▸ **Dataset excerpt**:
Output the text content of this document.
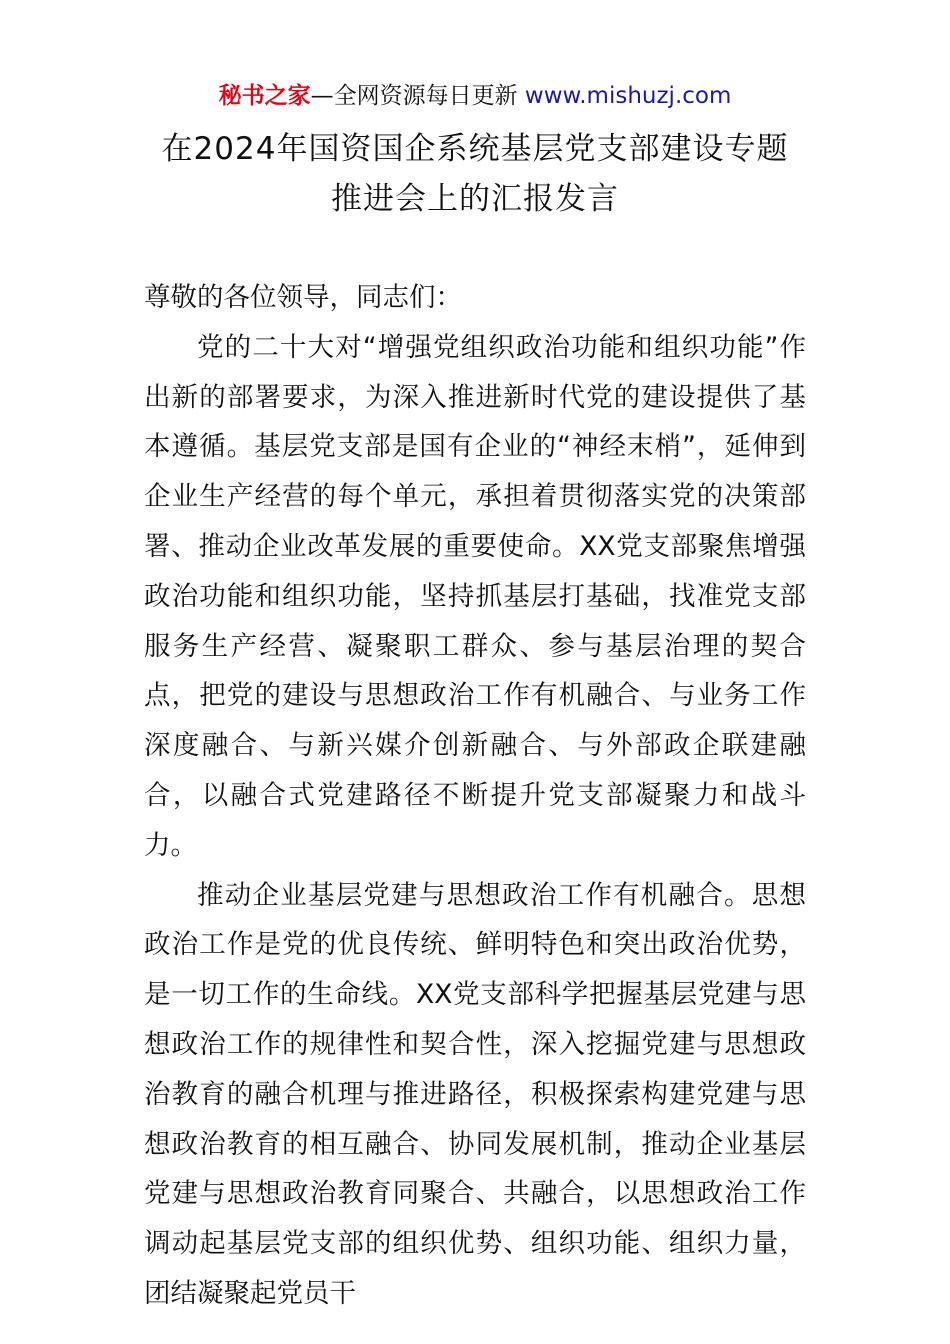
秘书之家—全网资源每日更新 www.mishuzj.com
在2024年国资国企系统基层党支部建设专题
推进会上的汇报发言

尊敬的各位领导，同志们：

党的二十大对“增强党组织政治功能和组织功能”作出新的部署要求，为深入推进新时代党的建设提供了基本遵循。基层党支部是国有企业的“神经末梢”，延伸到企业生产经营的每个单元，承担着贯彻落实党的决策部署、推动企业改革发展的重要使命。XX党支部聚焦增强政治功能和组织功能，坚持抓基层打基础，找准党支部服务生产经营、凝聚职工群众、参与基层治理的契合点，把党的建设与思想政治工作有机融合、与业务工作深度融合、与新兴媒介创新融合、与外部政企联建融合，以融合式党建路径不断提升党支部凝聚力和战斗力。

推动企业基层党建与思想政治工作有机融合。思想政治工作是党的优良传统、鲜明特色和突出政治优势，是一切工作的生命线。XX党支部科学把握基层党建与思想政治工作的规律性和契合性，深入挖掘党建与思想政治教育的融合机理与推进路径，积极探索构建党建与思想政治教育的相互融合、协同发展机制，推动企业基层党建与思想政治教育同聚合、共融合，以思想政治工作调动起基层党支部的组织优势、组织功能、组织力量，团结凝聚起党员干
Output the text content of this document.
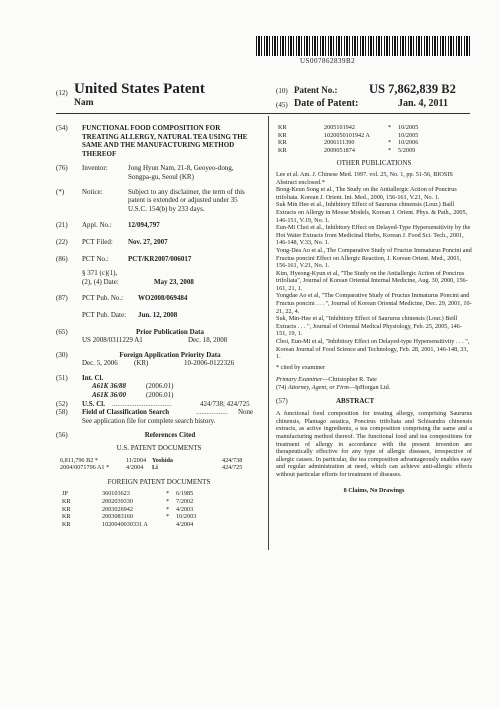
US007862839B2
(12) United States Patent
Nam
(10) Patent No.:	US 7,862,839 B2
(45) Date of Patent:	Jan. 4, 2011
(54)	FUNCTIONAL FOOD COMPOSITION FOR TREATING ALLERGY, NATURAL TEA USING THE SAME AND THE MANUFACTURING METHOD THEREOF
(76)	Inventor:	Jong Hyun Nam, 21-8, Geoyeo-dong, Songpa-gu, Seoul (KR)
(*)	Notice:	Subject to any disclaimer, the term of this patent is extended or adjusted under 35 U.S.C. 154(b) by 233 days.
(21)	Appl. No.:	12/094,797
(22)	PCT Filed:	Nov. 27, 2007
(86)	PCT No.:	PCT/KR2007/006017
§ 371 (c)(1),
(2), (4) Date:	May 23, 2008
(87)	PCT Pub. No.:	WO2008/069484
PCT Pub. Date:	Jun. 12, 2008
(65)	Prior Publication Data
US 2008/0311229 A1	Dec. 18, 2008
(30)	Foreign Application Priority Data
Dec. 5, 2006	(KR)	10-2006-0122326
(51)	Int. Cl.
A61K 36/88	(2006.01)
A61K 36/00	(2006.01)
(52)	U.S. Cl.	..................................	424/738; 424/725
(58)	Field of Classification Search	..................	None
See application file for complete search history.
(56)	References Cited
U.S. PATENT DOCUMENTS
6,811,796 B2 *	11/2004	Yoshida	424/738
2004/0071796 A1 *	4/2004	Li	424/725
FOREIGN PATENT DOCUMENTS
JP	360103623	*	6/1985
KR	2002039330	*	7/2002
KR	2003026942	*	4/2003
KR	2003083160	*	10/2003
KR	1020040030331 A		4/2004
KR	2005101942	*	10/2005
KR	1020050101942 A		10/2005
KR	2006111390	*	10/2006
KR	2009051874	*	5/2009
OTHER PUBLICATIONS
Lee et al. Am. J. Chinese Med. 1997. vol. 25, No. 1, pp. 51-56, BIOSIS Abstract enclosed.*
Bong-Keun Song et al., The Study on the Antiallergic Action of Poncirus trifoliata. Korean J. Orient. Int. Med., 2000, 156-161, V.21, No. 1.
Suk Min Hee et al., Inhibitory Effect of Saururus chinensis (Lour.) Baill Extracts on Allergy in Mouse Models, Korean J. Orient. Phys. & Path., 2005, 146-151, V.19, No. 1.
Eun-Mi Choi et al., Inhibitory Effect on Delayed-Type Hypersensitivity by the Hot Water Extracts from Medicinal Herbs, Korean J. Food Sci. Tech., 2001, 146-148, V.33, No. 1.
Yong-Dea Ao et al., The Comparative Study of Fructus Immaturus Poncini and Fructus poncini Effect on Allergic Reaction, J. Korean Orient. Med., 2001, 156-161, V.21, No. 1.
Kim, Hyeong-Kyun et al, "The Study on the Antiallergic Action of Poncirus trifoliata", Journal of Korean Oriental Internal Medicine, Aug. 30, 2000, 156-161, 21, 1.
Yongdae Ao et al, "The Comparative Study of Fructus Immaturus Poncini and Fructus poncini . . . ", Journal of Korean Oriental Medicine, Dec. 29, 2001, 10-21, 22, 4.
Suk, Min-Hee et al, "Inhibitory Effect of Saururus chinensis (Lour.) Beill Extracts . . . ", Journal of Oriental Medical Physiology, Feb. 25, 2005, 146-151, 19, 1.
Choi, Eun-Mi et al, "Inhibitory Effect on Delayed-type Hypersensitivity . . . ", Korean Journal of Food Science and Technology, Feb. 28, 2001, 146-148, 33, 1.
* cited by examiner
Primary Examiner—Christopher R. Tate
(74) Attorney, Agent, or Firm—IpHorgan Ltd.
(57)	ABSTRACT
A functional food composition for treating allergy, comprising Saururus chinensis, Plantago asiatica, Poncirus trifoliata and Schisandra chinensis extracts, as active ingredients, a tea composition comprising the same and a manufacturing method thereof. The functional food and tea compositions for treatment of allergy in accordance with the present invention are therapeutically effective for any type of allergic diseases, irrespective of allergic causes. In particular, the tea composition advantageously enables easy and regular administration at need, which can achieve anti-allergic effects without particular efforts for treatment of diseases.
8 Claims, No Drawings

▸ **GIVEN EXERCISE**:
Copy all lines from the entries that contain the word "Oriental".

▸ **WRITTEN SOLUTION**:
Kim, Hyeong-Kyun et al, "The Study on the Antiallergic Action of Poncirus trifoliata", Journal of Korean Oriental Internal Medicine, Aug. 30, 2000, 156-161, 21, 1.
Yongdae Ao et al, "The Comparative Study of Fructus Immaturus Poncini and Fructus poncini . . . ", Journal of Korean Oriental Medicine, Dec. 29, 2001, 10-21, 22, 4.
Suk, Min-Hee et al, "Inhibitory Effect of Saururus chinensis (Lour.) Beill Extracts . . . ", Journal of Oriental Medical Physiology, Feb. 25, 2005, 146-151, 19, 1.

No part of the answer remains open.